**PROVIDED RECORDS**
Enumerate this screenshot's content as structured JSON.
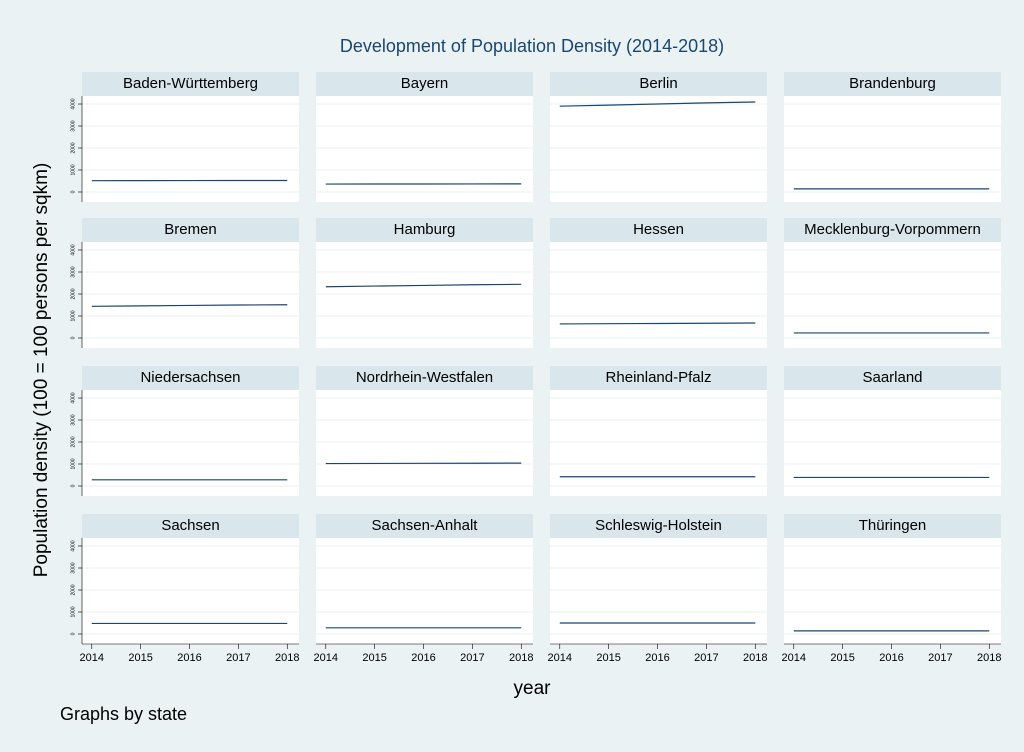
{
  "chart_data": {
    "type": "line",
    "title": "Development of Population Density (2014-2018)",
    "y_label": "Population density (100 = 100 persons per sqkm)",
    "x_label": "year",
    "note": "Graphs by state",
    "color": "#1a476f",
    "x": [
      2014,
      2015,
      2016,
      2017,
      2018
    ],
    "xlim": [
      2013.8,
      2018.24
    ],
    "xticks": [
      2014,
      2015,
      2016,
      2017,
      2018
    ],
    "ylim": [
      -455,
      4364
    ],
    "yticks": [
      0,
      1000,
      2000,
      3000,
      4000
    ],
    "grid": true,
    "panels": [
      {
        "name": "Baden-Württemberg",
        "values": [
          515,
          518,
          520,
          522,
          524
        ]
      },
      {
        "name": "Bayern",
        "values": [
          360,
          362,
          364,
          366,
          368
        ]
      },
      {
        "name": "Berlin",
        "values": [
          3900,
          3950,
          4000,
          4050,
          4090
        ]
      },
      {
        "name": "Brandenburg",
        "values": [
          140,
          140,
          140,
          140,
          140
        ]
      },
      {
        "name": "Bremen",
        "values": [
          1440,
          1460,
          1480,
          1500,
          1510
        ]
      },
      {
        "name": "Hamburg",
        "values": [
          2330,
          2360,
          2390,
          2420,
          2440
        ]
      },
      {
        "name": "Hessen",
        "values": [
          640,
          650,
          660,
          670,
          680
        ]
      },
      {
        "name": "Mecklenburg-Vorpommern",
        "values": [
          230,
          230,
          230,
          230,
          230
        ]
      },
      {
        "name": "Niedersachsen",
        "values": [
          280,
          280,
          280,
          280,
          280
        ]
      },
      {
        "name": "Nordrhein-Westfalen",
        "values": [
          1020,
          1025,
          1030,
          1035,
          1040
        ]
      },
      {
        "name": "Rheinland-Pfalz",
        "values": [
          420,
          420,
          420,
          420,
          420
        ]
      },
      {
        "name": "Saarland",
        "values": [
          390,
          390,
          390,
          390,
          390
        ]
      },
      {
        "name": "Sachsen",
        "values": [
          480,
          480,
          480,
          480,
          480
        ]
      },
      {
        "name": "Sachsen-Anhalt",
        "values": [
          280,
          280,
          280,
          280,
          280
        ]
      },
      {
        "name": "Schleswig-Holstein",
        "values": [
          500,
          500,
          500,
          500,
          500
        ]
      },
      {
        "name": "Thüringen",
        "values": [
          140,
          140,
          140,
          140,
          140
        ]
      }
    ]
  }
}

==

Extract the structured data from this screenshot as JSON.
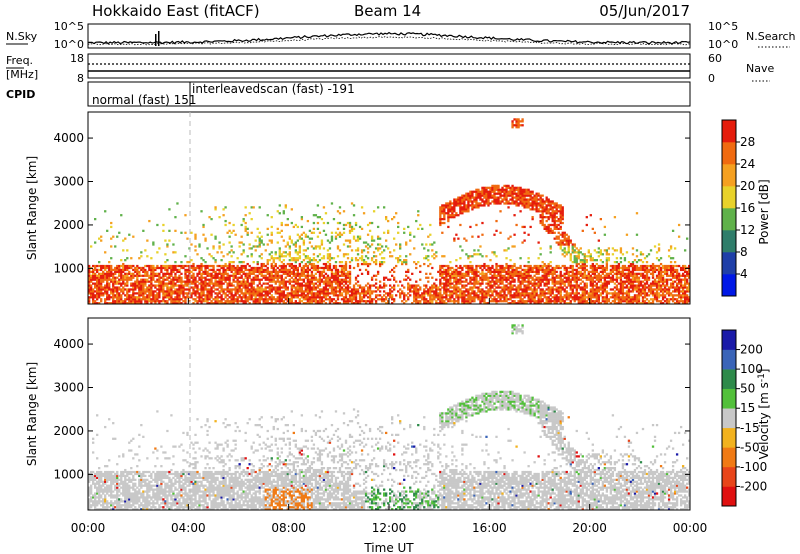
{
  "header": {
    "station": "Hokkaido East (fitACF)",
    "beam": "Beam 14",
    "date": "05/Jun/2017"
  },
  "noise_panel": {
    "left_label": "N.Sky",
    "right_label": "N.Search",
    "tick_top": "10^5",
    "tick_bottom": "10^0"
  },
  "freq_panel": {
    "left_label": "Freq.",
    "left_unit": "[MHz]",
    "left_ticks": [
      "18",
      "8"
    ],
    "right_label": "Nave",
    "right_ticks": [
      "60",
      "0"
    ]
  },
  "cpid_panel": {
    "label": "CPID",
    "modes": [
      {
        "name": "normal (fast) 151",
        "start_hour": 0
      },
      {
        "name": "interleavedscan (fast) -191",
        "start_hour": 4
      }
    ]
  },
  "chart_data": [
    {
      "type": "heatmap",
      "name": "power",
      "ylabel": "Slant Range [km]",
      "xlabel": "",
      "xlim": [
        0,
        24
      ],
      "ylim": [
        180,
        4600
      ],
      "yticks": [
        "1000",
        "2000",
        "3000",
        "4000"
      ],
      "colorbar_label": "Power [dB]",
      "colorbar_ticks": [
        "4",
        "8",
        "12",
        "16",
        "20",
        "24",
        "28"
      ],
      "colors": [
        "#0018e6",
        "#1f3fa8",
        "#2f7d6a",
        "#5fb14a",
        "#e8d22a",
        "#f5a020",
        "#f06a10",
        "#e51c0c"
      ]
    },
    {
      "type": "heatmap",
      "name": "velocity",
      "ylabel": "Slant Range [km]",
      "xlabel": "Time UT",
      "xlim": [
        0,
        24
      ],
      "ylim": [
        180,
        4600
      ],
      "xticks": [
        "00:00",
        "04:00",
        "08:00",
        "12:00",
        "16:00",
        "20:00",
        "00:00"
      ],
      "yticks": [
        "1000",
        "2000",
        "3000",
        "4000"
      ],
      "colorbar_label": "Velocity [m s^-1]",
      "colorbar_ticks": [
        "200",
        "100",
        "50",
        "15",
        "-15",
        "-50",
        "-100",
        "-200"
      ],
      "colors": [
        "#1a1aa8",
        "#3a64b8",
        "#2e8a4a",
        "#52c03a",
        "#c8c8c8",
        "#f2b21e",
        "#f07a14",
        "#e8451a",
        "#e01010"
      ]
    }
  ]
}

**SHORT EXERCISE**
Pick every line with "JSON" in it and copy it.

**EXERCISE RESULT**
Enumerate this screenshot's content as structured JSON.
Extract the structured data from this screenshot as JSON.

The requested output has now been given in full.